• PROBLEM DETAILS:
Reproduce the data exactly and drop any pictures it holds.

• PROVIDED DATA:
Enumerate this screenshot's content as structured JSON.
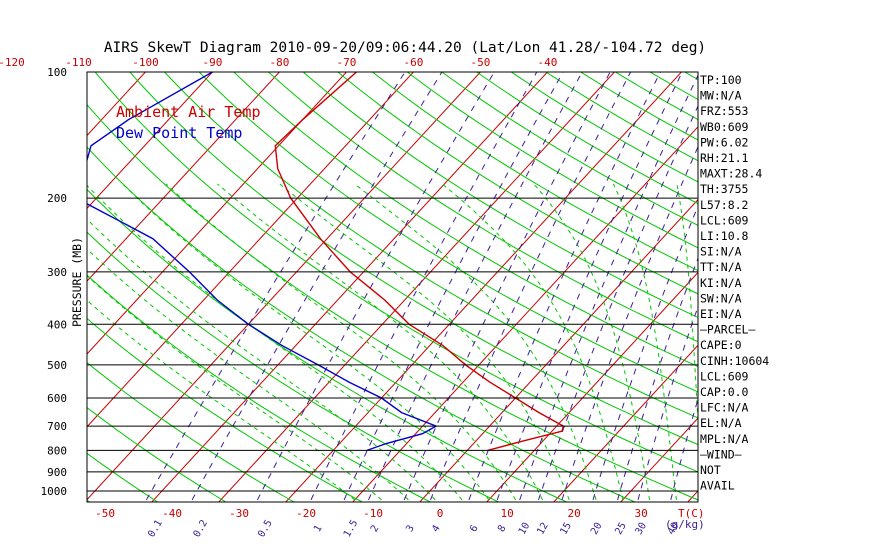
{
  "chart_data": {
    "type": "line",
    "title": "AIRS SkewT Diagram 2010-09-20/09:06:44.20 (Lat/Lon 41.28/-104.72 deg)",
    "ylabel": "PRESSURE (MB)",
    "x_unit_label": "T(C)",
    "mixing_ratio_unit_label": "(g/kg)",
    "y_scale": "log",
    "ylim": [
      1050,
      100
    ],
    "pressure_levels": [
      100,
      200,
      300,
      400,
      500,
      600,
      700,
      800,
      900,
      1000
    ],
    "pressure_tick_labels": [
      "100",
      "200",
      "300",
      "400",
      "500",
      "600",
      "700",
      "800",
      "900",
      "1000"
    ],
    "top_temperature_ticks": [
      -120,
      -110,
      -100,
      -90,
      -80,
      -70,
      -60,
      -50,
      -40
    ],
    "top_temperature_tick_labels": [
      "-120",
      "-110",
      "-100",
      "-90",
      "-80",
      "-70",
      "-60",
      "-50",
      "-40"
    ],
    "bottom_temperature_ticks": [
      -50,
      -40,
      -30,
      -20,
      -10,
      0,
      10,
      20,
      30
    ],
    "bottom_temperature_tick_labels": [
      "-50",
      "-40",
      "-30",
      "-20",
      "-10",
      "0",
      "10",
      "20",
      "30"
    ],
    "mixing_ratio_labels": [
      "0.1",
      "0.2",
      "0.5",
      "1",
      "1.5",
      "2",
      "3",
      "4",
      "6",
      "8",
      "10",
      "12",
      "15",
      "20",
      "25",
      "30",
      "40"
    ],
    "series": [
      {
        "name": "Ambient Air Temp",
        "color": "#cc0000",
        "points": [
          {
            "p": 100,
            "t": -68.5
          },
          {
            "p": 130,
            "t": -70
          },
          {
            "p": 150,
            "t": -70.5
          },
          {
            "p": 170,
            "t": -67
          },
          {
            "p": 200,
            "t": -61
          },
          {
            "p": 250,
            "t": -51
          },
          {
            "p": 300,
            "t": -42
          },
          {
            "p": 350,
            "t": -33
          },
          {
            "p": 400,
            "t": -26
          },
          {
            "p": 450,
            "t": -18
          },
          {
            "p": 500,
            "t": -12
          },
          {
            "p": 550,
            "t": -6
          },
          {
            "p": 600,
            "t": 0
          },
          {
            "p": 650,
            "t": 5.5
          },
          {
            "p": 700,
            "t": 11
          },
          {
            "p": 720,
            "t": 11.5
          },
          {
            "p": 760,
            "t": 7
          },
          {
            "p": 800,
            "t": 3
          }
        ]
      },
      {
        "name": "Dew Point Temp",
        "color": "#0000cc",
        "points": [
          {
            "p": 100,
            "t": -90
          },
          {
            "p": 130,
            "t": -96
          },
          {
            "p": 150,
            "t": -98
          },
          {
            "p": 200,
            "t": -93
          },
          {
            "p": 250,
            "t": -76
          },
          {
            "p": 300,
            "t": -66
          },
          {
            "p": 350,
            "t": -58
          },
          {
            "p": 400,
            "t": -50
          },
          {
            "p": 450,
            "t": -42
          },
          {
            "p": 500,
            "t": -34
          },
          {
            "p": 550,
            "t": -27
          },
          {
            "p": 600,
            "t": -20
          },
          {
            "p": 650,
            "t": -15
          },
          {
            "p": 700,
            "t": -8
          },
          {
            "p": 730,
            "t": -9
          },
          {
            "p": 770,
            "t": -13
          },
          {
            "p": 800,
            "t": -15
          }
        ]
      }
    ],
    "legend": {
      "placement": "top-left",
      "items": [
        {
          "label": "Ambient Air Temp",
          "color": "#cc0000"
        },
        {
          "label": "Dew Point Temp",
          "color": "#0000cc"
        }
      ]
    },
    "indices": [
      "TP:100",
      "MW:N/A",
      "FRZ:553",
      "WB0:609",
      "PW:6.02",
      "RH:21.1",
      "MAXT:28.4",
      "TH:3755",
      "L57:8.2",
      "LCL:609",
      "LI:10.8",
      "SI:N/A",
      "TT:N/A",
      "KI:N/A",
      "SW:N/A",
      "EI:N/A",
      "–PARCEL–",
      "CAPE:0",
      "CINH:10604",
      "LCL:609",
      "CAP:0.0",
      "LFC:N/A",
      "EL:N/A",
      "MPL:N/A",
      "–WIND–",
      "NOT",
      "AVAIL"
    ],
    "colors": {
      "isotherm": "#c80000",
      "dry_adiabat": "#00c800",
      "moist_adiabat": "#00c800",
      "mixing_ratio": "#3c1e96",
      "isobar": "#000000",
      "title": "#000000",
      "tick_label": "#c80000",
      "mixing_ratio_label": "#3c1e96",
      "index_text": "#000000"
    }
  }
}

• RESULT BELOW:
Enumerate this screenshot's content as structured JSON.
{
  "chart_data": {
    "type": "line",
    "title": "AIRS SkewT Diagram 2010-09-20/09:06:44.20 (Lat/Lon 41.28/-104.72 deg)",
    "ylabel": "PRESSURE (MB)",
    "x_unit_label": "T(C)",
    "mixing_ratio_unit_label": "(g/kg)",
    "y_scale": "log",
    "ylim": [
      1050,
      100
    ],
    "pressure_levels": [
      100,
      200,
      300,
      400,
      500,
      600,
      700,
      800,
      900,
      1000
    ],
    "pressure_tick_labels": [
      "100",
      "200",
      "300",
      "400",
      "500",
      "600",
      "700",
      "800",
      "900",
      "1000"
    ],
    "top_temperature_ticks": [
      -120,
      -110,
      -100,
      -90,
      -80,
      -70,
      -60,
      -50,
      -40
    ],
    "top_temperature_tick_labels": [
      "-120",
      "-110",
      "-100",
      "-90",
      "-80",
      "-70",
      "-60",
      "-50",
      "-40"
    ],
    "bottom_temperature_ticks": [
      -50,
      -40,
      -30,
      -20,
      -10,
      0,
      10,
      20,
      30
    ],
    "bottom_temperature_tick_labels": [
      "-50",
      "-40",
      "-30",
      "-20",
      "-10",
      "0",
      "10",
      "20",
      "30"
    ],
    "mixing_ratio_labels": [
      "0.1",
      "0.2",
      "0.5",
      "1",
      "1.5",
      "2",
      "3",
      "4",
      "6",
      "8",
      "10",
      "12",
      "15",
      "20",
      "25",
      "30",
      "40"
    ],
    "series": [
      {
        "name": "Ambient Air Temp",
        "color": "#cc0000",
        "points": [
          {
            "p": 100,
            "t": -68.5
          },
          {
            "p": 130,
            "t": -70
          },
          {
            "p": 150,
            "t": -70.5
          },
          {
            "p": 170,
            "t": -67
          },
          {
            "p": 200,
            "t": -61
          },
          {
            "p": 250,
            "t": -51
          },
          {
            "p": 300,
            "t": -42
          },
          {
            "p": 350,
            "t": -33
          },
          {
            "p": 400,
            "t": -26
          },
          {
            "p": 450,
            "t": -18
          },
          {
            "p": 500,
            "t": -12
          },
          {
            "p": 550,
            "t": -6
          },
          {
            "p": 600,
            "t": 0
          },
          {
            "p": 650,
            "t": 5.5
          },
          {
            "p": 700,
            "t": 11
          },
          {
            "p": 720,
            "t": 11.5
          },
          {
            "p": 760,
            "t": 7
          },
          {
            "p": 800,
            "t": 3
          }
        ]
      },
      {
        "name": "Dew Point Temp",
        "color": "#0000cc",
        "points": [
          {
            "p": 100,
            "t": -90
          },
          {
            "p": 130,
            "t": -96
          },
          {
            "p": 150,
            "t": -98
          },
          {
            "p": 200,
            "t": -93
          },
          {
            "p": 250,
            "t": -76
          },
          {
            "p": 300,
            "t": -66
          },
          {
            "p": 350,
            "t": -58
          },
          {
            "p": 400,
            "t": -50
          },
          {
            "p": 450,
            "t": -42
          },
          {
            "p": 500,
            "t": -34
          },
          {
            "p": 550,
            "t": -27
          },
          {
            "p": 600,
            "t": -20
          },
          {
            "p": 650,
            "t": -15
          },
          {
            "p": 700,
            "t": -8
          },
          {
            "p": 730,
            "t": -9
          },
          {
            "p": 770,
            "t": -13
          },
          {
            "p": 800,
            "t": -15
          }
        ]
      }
    ],
    "legend": {
      "placement": "top-left",
      "items": [
        {
          "label": "Ambient Air Temp",
          "color": "#cc0000"
        },
        {
          "label": "Dew Point Temp",
          "color": "#0000cc"
        }
      ]
    },
    "indices": [
      "TP:100",
      "MW:N/A",
      "FRZ:553",
      "WB0:609",
      "PW:6.02",
      "RH:21.1",
      "MAXT:28.4",
      "TH:3755",
      "L57:8.2",
      "LCL:609",
      "LI:10.8",
      "SI:N/A",
      "TT:N/A",
      "KI:N/A",
      "SW:N/A",
      "EI:N/A",
      "–PARCEL–",
      "CAPE:0",
      "CINH:10604",
      "LCL:609",
      "CAP:0.0",
      "LFC:N/A",
      "EL:N/A",
      "MPL:N/A",
      "–WIND–",
      "NOT",
      "AVAIL"
    ],
    "colors": {
      "isotherm": "#c80000",
      "dry_adiabat": "#00c800",
      "moist_adiabat": "#00c800",
      "mixing_ratio": "#3c1e96",
      "isobar": "#000000",
      "title": "#000000",
      "tick_label": "#c80000",
      "mixing_ratio_label": "#3c1e96",
      "index_text": "#000000"
    }
  }
}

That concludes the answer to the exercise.